↓↓↓

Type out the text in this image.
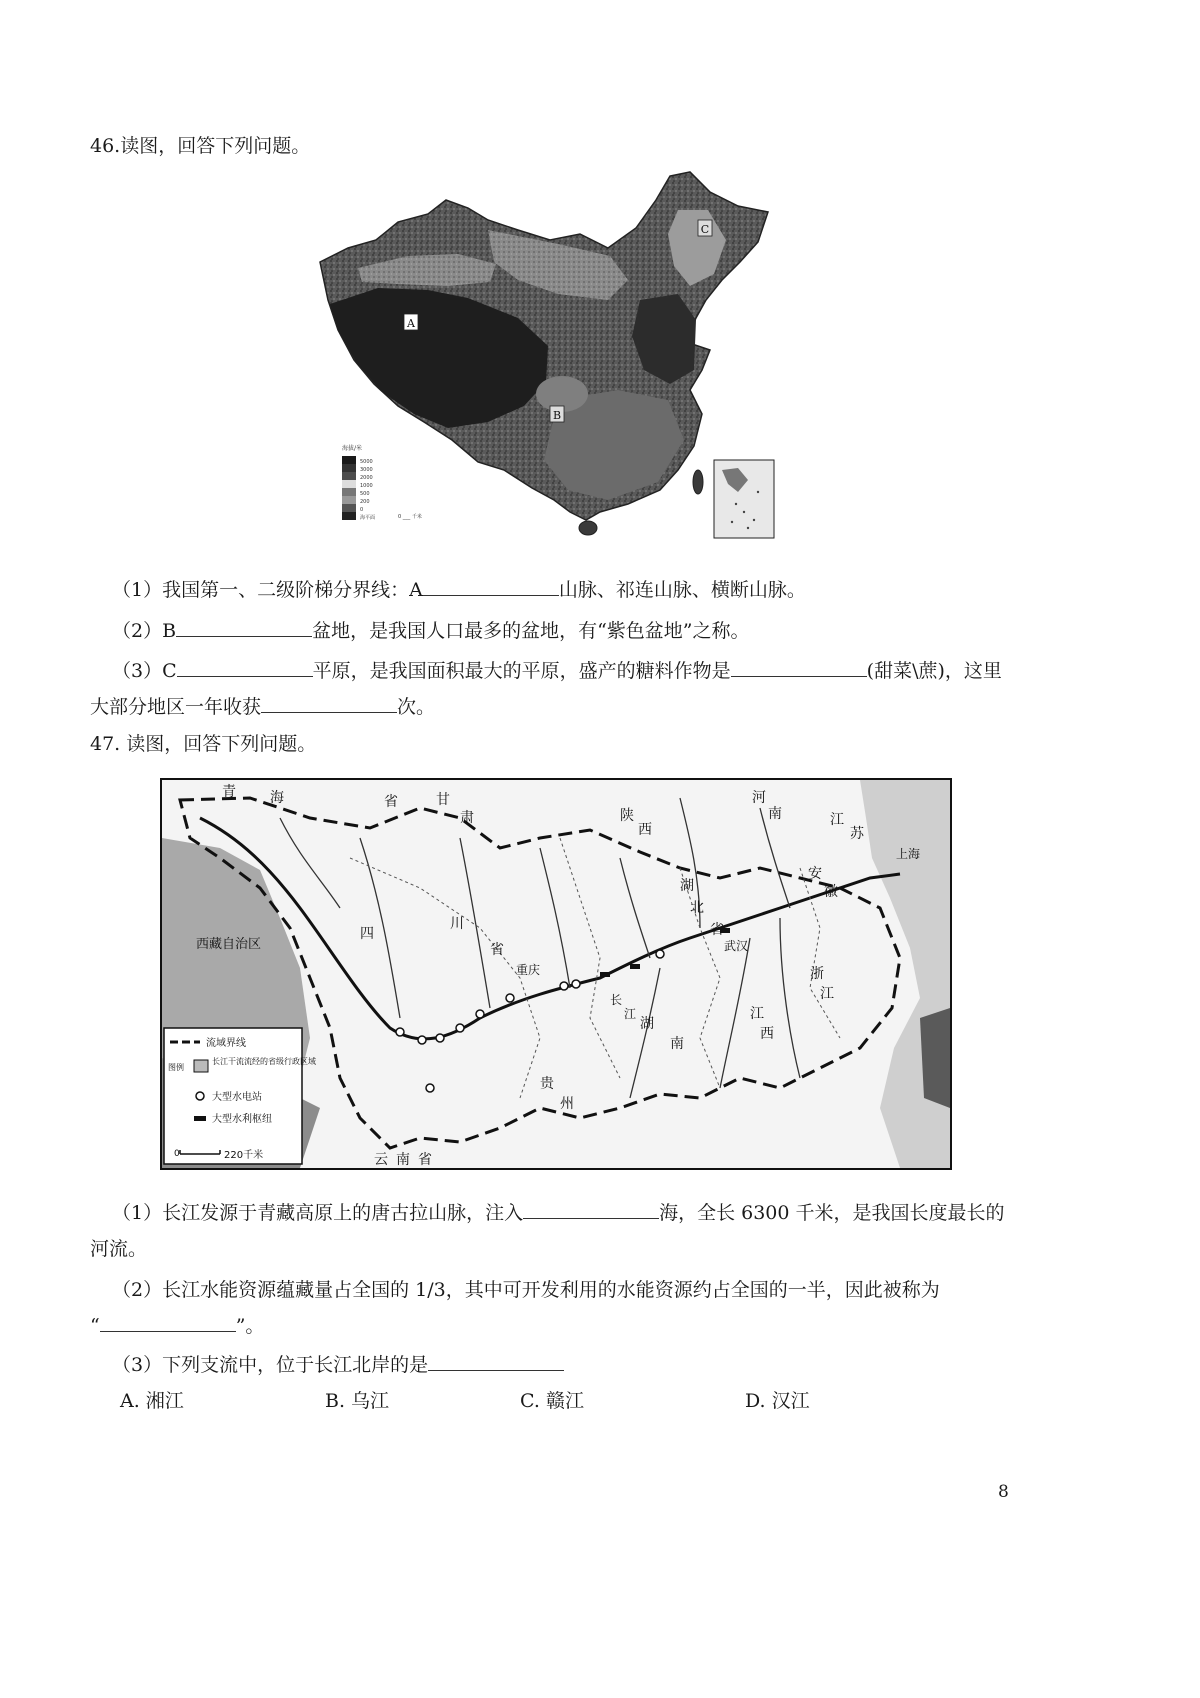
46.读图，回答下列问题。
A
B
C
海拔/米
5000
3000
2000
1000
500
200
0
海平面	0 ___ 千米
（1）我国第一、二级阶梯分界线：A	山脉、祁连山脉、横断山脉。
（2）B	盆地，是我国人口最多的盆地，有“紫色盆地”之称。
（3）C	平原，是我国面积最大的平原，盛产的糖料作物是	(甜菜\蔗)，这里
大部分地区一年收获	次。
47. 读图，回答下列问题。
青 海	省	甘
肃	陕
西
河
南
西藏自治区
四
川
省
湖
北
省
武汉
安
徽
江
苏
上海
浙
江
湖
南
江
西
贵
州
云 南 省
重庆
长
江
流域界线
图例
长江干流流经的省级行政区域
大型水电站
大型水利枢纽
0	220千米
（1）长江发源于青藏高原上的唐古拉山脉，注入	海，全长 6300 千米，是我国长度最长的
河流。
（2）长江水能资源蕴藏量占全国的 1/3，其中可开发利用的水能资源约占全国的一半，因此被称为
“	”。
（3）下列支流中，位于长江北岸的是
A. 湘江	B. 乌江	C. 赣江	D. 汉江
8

↑↑↑

Stated problem: Quote each entry above verbatim and drop the pictures.

Solved problem:
Type out the text in this image.
46.读图，回答下列问题。
A
B
C
海拔/米
5000
3000
2000
1000
500
200
0
海平面	0 ___ 千米
（1）我国第一、二级阶梯分界线：A	山脉、祁连山脉、横断山脉。
（2）B	盆地，是我国人口最多的盆地，有“紫色盆地”之称。
（3）C	平原，是我国面积最大的平原，盛产的糖料作物是	(甜菜\蔗)，这里
大部分地区一年收获	次。
47. 读图，回答下列问题。
青 海	省	甘
肃	陕
西
河
南
西藏自治区
四
川
省
湖
北
省
武汉
安
徽
江
苏
上海
浙
江
湖
南
江
西
贵
州
云 南 省
重庆
长
江
流域界线
图例
长江干流流经的省级行政区域
大型水电站
大型水利枢纽
0	220千米
（1）长江发源于青藏高原上的唐古拉山脉，注入	海，全长 6300 千米，是我国长度最长的
河流。
（2）长江水能资源蕴藏量占全国的 1/3，其中可开发利用的水能资源约占全国的一半，因此被称为
“	”。
（3）下列支流中，位于长江北岸的是
A. 湘江	B. 乌江	C. 赣江	D. 汉江
8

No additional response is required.